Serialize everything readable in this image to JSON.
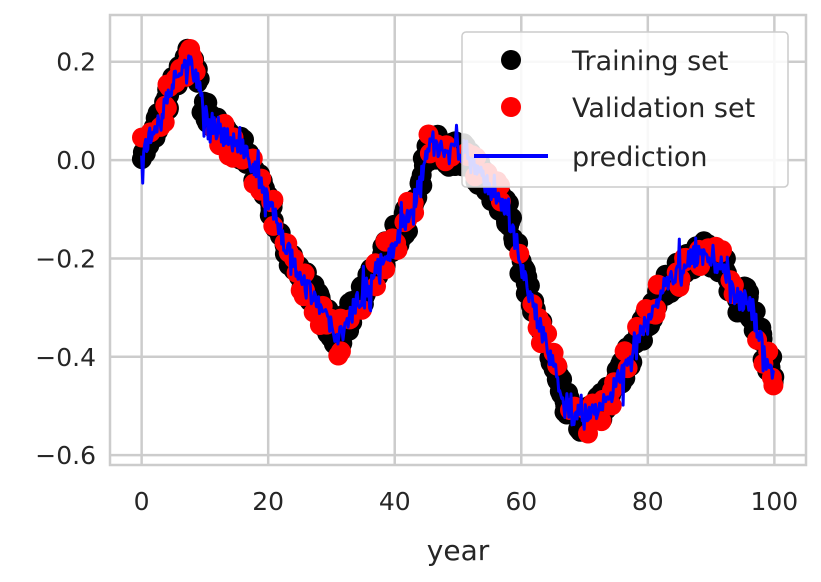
{
  "chart_data": {
    "type": "scatter",
    "title": "",
    "xlabel": "year",
    "ylabel": "",
    "xlim": [
      -5,
      105
    ],
    "ylim": [
      -0.62,
      0.295
    ],
    "xticks": [
      0,
      20,
      40,
      60,
      80,
      100
    ],
    "yticks": [
      0.2,
      0.0,
      -0.2,
      -0.4,
      -0.6
    ],
    "ytick_labels": [
      "0.2",
      "0.0",
      "−0.2",
      "−0.4",
      "−0.6"
    ],
    "grid": true,
    "legend_position": "top-right",
    "trend": {
      "x": [
        0,
        1,
        2,
        3,
        4,
        5,
        6,
        7,
        8,
        9,
        10,
        12,
        14,
        16,
        18,
        20,
        22,
        24,
        26,
        28,
        30,
        31,
        32,
        34,
        36,
        38,
        40,
        42,
        44,
        45,
        46,
        48,
        50,
        52,
        54,
        56,
        58,
        60,
        62,
        64,
        66,
        68,
        70,
        72,
        74,
        76,
        78,
        80,
        82,
        84,
        86,
        88,
        90,
        92,
        94,
        96,
        98,
        99,
        100
      ],
      "y": [
        0.02,
        0.04,
        0.07,
        0.09,
        0.12,
        0.16,
        0.19,
        0.2,
        0.19,
        0.15,
        0.1,
        0.06,
        0.04,
        0.02,
        -0.02,
        -0.08,
        -0.15,
        -0.21,
        -0.25,
        -0.3,
        -0.34,
        -0.37,
        -0.34,
        -0.29,
        -0.25,
        -0.2,
        -0.16,
        -0.12,
        -0.05,
        0.02,
        0.03,
        0.01,
        0.02,
        -0.01,
        -0.04,
        -0.07,
        -0.11,
        -0.22,
        -0.3,
        -0.38,
        -0.46,
        -0.52,
        -0.53,
        -0.51,
        -0.48,
        -0.43,
        -0.37,
        -0.32,
        -0.27,
        -0.24,
        -0.21,
        -0.19,
        -0.2,
        -0.22,
        -0.28,
        -0.29,
        -0.37,
        -0.42,
        -0.43
      ]
    },
    "series": [
      {
        "name": "Training set",
        "kind": "points",
        "color": "#000000",
        "count": 560,
        "noise": 0.03,
        "seed": 11
      },
      {
        "name": "Validation set",
        "kind": "points",
        "color": "#ff0000",
        "count": 140,
        "noise": 0.035,
        "seed": 23
      },
      {
        "name": "prediction",
        "kind": "line",
        "color": "#0000ff",
        "count": 620,
        "noise": 0.022,
        "seed": 37
      }
    ]
  }
}
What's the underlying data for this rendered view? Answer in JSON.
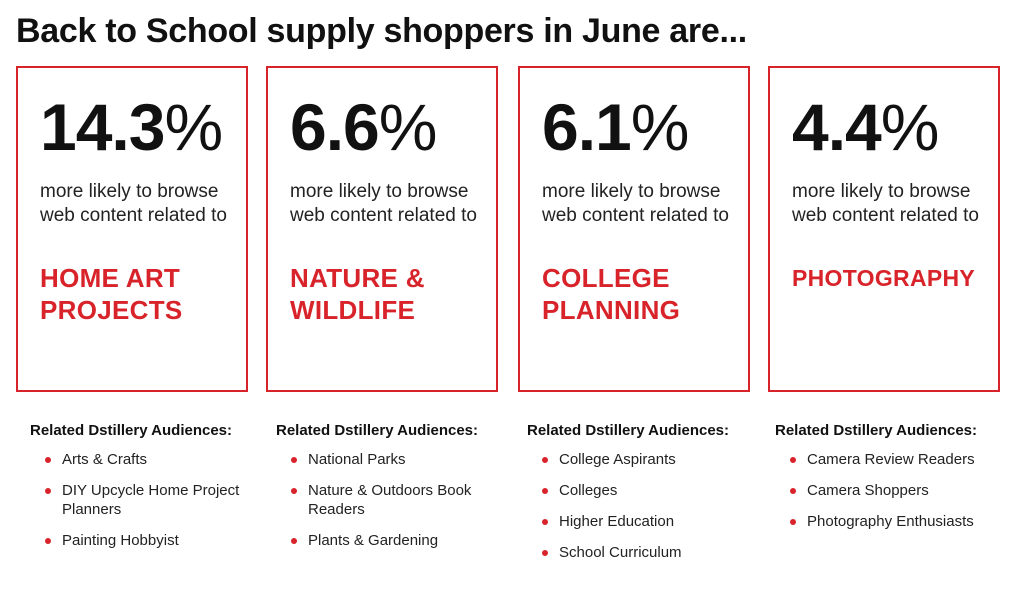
{
  "title": "Back to School supply shoppers in June are...",
  "accent_color": "#d8232a",
  "cards": [
    {
      "stat_number": "14.3",
      "stat_unit": "%",
      "description": "more likely to browse web content related to",
      "topic": "HOME ART PROJECTS",
      "related_heading": "Related Dstillery Audiences:",
      "audiences": [
        "Arts & Crafts",
        "DIY Upcycle Home Project Planners",
        "Painting Hobbyist"
      ]
    },
    {
      "stat_number": "6.6",
      "stat_unit": "%",
      "description": "more likely to browse web content related to",
      "topic": "NATURE & WILDLIFE",
      "related_heading": "Related Dstillery Audiences:",
      "audiences": [
        "National Parks",
        "Nature & Outdoors Book Readers",
        "Plants & Gardening"
      ]
    },
    {
      "stat_number": "6.1",
      "stat_unit": "%",
      "description": "more likely to browse web content related to",
      "topic": "COLLEGE PLANNING",
      "related_heading": "Related Dstillery Audiences:",
      "audiences": [
        "College Aspirants",
        "Colleges",
        "Higher Education",
        "School Curriculum"
      ]
    },
    {
      "stat_number": "4.4",
      "stat_unit": "%",
      "description": "more likely to browse web content related to",
      "topic": "PHOTOGRAPHY",
      "related_heading": "Related Dstillery Audiences:",
      "audiences": [
        "Camera Review Readers",
        "Camera Shoppers",
        "Photography Enthusiasts"
      ]
    }
  ]
}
● ● ● ● ●
▶ [TASK OBJECTIVE]: All lines in the data that contain the word "this" should be copied.

▶ [EXPECTED ANSWER]:
Serialize everything readable in this image to JSON.
What's the underlying data for this rendered view? Answer in JSON.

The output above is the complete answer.